### DESCRIPTION OF THE TASK
Reproduce the records below in their entirety, character for character.

---- MATERIALS PROVIDED

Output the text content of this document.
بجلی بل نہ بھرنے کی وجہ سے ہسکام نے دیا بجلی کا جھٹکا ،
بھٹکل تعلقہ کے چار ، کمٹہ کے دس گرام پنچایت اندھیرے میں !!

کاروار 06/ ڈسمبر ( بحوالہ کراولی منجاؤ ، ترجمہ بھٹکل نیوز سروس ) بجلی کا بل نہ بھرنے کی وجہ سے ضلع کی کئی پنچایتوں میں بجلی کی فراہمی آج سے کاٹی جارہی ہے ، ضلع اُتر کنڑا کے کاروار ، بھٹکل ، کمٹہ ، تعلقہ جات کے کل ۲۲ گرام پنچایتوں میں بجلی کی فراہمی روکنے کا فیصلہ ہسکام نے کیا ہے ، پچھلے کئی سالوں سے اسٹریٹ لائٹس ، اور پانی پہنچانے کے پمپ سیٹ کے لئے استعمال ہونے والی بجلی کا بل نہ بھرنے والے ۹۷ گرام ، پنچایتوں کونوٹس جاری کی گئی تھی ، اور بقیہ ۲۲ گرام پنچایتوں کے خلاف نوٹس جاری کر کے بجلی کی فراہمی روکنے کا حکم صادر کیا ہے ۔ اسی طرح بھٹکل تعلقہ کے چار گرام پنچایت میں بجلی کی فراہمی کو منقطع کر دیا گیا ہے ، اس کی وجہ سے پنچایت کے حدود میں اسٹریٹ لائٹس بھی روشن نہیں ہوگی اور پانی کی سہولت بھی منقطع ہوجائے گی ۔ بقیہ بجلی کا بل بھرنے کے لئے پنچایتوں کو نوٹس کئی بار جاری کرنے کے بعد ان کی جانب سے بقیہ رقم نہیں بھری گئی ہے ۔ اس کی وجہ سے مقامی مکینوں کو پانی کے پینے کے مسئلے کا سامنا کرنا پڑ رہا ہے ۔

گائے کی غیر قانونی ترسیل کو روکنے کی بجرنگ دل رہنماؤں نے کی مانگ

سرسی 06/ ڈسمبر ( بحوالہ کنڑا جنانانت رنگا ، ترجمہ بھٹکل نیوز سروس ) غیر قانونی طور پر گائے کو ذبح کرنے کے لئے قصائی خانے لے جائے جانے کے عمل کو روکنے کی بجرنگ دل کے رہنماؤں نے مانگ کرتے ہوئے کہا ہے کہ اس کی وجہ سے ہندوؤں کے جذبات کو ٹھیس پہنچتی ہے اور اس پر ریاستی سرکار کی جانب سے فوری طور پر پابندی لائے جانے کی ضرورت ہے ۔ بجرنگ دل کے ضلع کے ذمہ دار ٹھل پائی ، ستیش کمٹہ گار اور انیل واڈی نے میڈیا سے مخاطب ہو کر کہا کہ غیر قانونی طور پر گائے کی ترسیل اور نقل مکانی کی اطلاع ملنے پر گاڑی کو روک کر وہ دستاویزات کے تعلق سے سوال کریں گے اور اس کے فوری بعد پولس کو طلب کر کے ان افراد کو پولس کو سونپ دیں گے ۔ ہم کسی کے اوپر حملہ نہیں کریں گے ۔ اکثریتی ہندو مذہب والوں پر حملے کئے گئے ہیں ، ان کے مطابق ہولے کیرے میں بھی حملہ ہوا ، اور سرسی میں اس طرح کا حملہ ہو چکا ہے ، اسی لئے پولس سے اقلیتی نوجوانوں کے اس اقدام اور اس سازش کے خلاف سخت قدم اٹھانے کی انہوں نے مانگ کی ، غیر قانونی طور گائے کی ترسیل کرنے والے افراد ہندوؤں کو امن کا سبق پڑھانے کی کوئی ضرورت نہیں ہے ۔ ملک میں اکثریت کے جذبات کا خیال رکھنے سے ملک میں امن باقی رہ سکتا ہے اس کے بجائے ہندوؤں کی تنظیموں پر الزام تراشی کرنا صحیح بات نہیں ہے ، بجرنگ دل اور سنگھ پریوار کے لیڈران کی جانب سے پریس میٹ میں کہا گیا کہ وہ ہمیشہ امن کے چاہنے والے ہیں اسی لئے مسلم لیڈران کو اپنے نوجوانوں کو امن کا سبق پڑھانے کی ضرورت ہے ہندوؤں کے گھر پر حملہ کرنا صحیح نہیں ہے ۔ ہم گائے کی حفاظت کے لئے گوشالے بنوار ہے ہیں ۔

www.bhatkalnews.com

--------

### REPLY TO THE TASK
Output the text content of this document.
بجلی بل نہ بھرنے کی وجہ سے ہسکام نے دیا بجلی کا جھٹکا ،
بھٹکل تعلقہ کے چار ، کمٹہ کے دس گرام پنچایت اندھیرے میں !!

کاروار 06/ ڈسمبر ( بحوالہ کراولی منجاؤ ، ترجمہ بھٹکل نیوز سروس ) بجلی کا بل نہ بھرنے کی وجہ سے ضلع کی کئی پنچایتوں میں بجلی کی فراہمی آج سے کاٹی جارہی ہے ، ضلع اُتر کنڑا کے کاروار ، بھٹکل ، کمٹہ ، تعلقہ جات کے کل ۲۲ گرام پنچایتوں میں بجلی کی فراہمی روکنے کا فیصلہ ہسکام نے کیا ہے ، پچھلے کئی سالوں سے اسٹریٹ لائٹس ، اور پانی پہنچانے کے پمپ سیٹ کے لئے استعمال ہونے والی بجلی کا بل نہ بھرنے والے ۹۷ گرام ، پنچایتوں کونوٹس جاری کی گئی تھی ، اور بقیہ ۲۲ گرام پنچایتوں کے خلاف نوٹس جاری کر کے بجلی کی فراہمی روکنے کا حکم صادر کیا ہے ۔ اسی طرح بھٹکل تعلقہ کے چار گرام پنچایت میں بجلی کی فراہمی کو منقطع کر دیا گیا ہے ، اس کی وجہ سے پنچایت کے حدود میں اسٹریٹ لائٹس بھی روشن نہیں ہوگی اور پانی کی سہولت بھی منقطع ہوجائے گی ۔ بقیہ بجلی کا بل بھرنے کے لئے پنچایتوں کو نوٹس کئی بار جاری کرنے کے بعد ان کی جانب سے بقیہ رقم نہیں بھری گئی ہے ۔ اس کی وجہ سے مقامی مکینوں کو پانی کے پینے کے مسئلے کا سامنا کرنا پڑ رہا ہے ۔

گائے کی غیر قانونی ترسیل کو روکنے کی بجرنگ دل رہنماؤں نے کی مانگ

سرسی 06/ ڈسمبر ( بحوالہ کنڑا جنانانت رنگا ، ترجمہ بھٹکل نیوز سروس ) غیر قانونی طور پر گائے کو ذبح کرنے کے لئے قصائی خانے لے جائے جانے کے عمل کو روکنے کی بجرنگ دل کے رہنماؤں نے مانگ کرتے ہوئے کہا ہے کہ اس کی وجہ سے ہندوؤں کے جذبات کو ٹھیس پہنچتی ہے اور اس پر ریاستی سرکار کی جانب سے فوری طور پر پابندی لائے جانے کی ضرورت ہے ۔ بجرنگ دل کے ضلع کے ذمہ دار ٹھل پائی ، ستیش کمٹہ گار اور انیل واڈی نے میڈیا سے مخاطب ہو کر کہا کہ غیر قانونی طور پر گائے کی ترسیل اور نقل مکانی کی اطلاع ملنے پر گاڑی کو روک کر وہ دستاویزات کے تعلق سے سوال کریں گے اور اس کے فوری بعد پولس کو طلب کر کے ان افراد کو پولس کو سونپ دیں گے ۔ ہم کسی کے اوپر حملہ نہیں کریں گے ۔ اکثریتی ہندو مذہب والوں پر حملے کئے گئے ہیں ، ان کے مطابق ہولے کیرے میں بھی حملہ ہوا ، اور سرسی میں اس طرح کا حملہ ہو چکا ہے ، اسی لئے پولس سے اقلیتی نوجوانوں کے اس اقدام اور اس سازش کے خلاف سخت قدم اٹھانے کی انہوں نے مانگ کی ، غیر قانونی طور گائے کی ترسیل کرنے والے افراد ہندوؤں کو امن کا سبق پڑھانے کی کوئی ضرورت نہیں ہے ۔ ملک میں اکثریت کے جذبات کا خیال رکھنے سے ملک میں امن باقی رہ سکتا ہے اس کے بجائے ہندوؤں کی تنظیموں پر الزام تراشی کرنا صحیح بات نہیں ہے ، بجرنگ دل اور سنگھ پریوار کے لیڈران کی جانب سے پریس میٹ میں کہا گیا کہ وہ ہمیشہ امن کے چاہنے والے ہیں اسی لئے مسلم لیڈران کو اپنے نوجوانوں کو امن کا سبق پڑھانے کی ضرورت ہے ہندوؤں کے گھر پر حملہ کرنا صحیح نہیں ہے ۔ ہم گائے کی حفاظت کے لئے گوشالے بنوار ہے ہیں ۔

www.bhatkalnews.com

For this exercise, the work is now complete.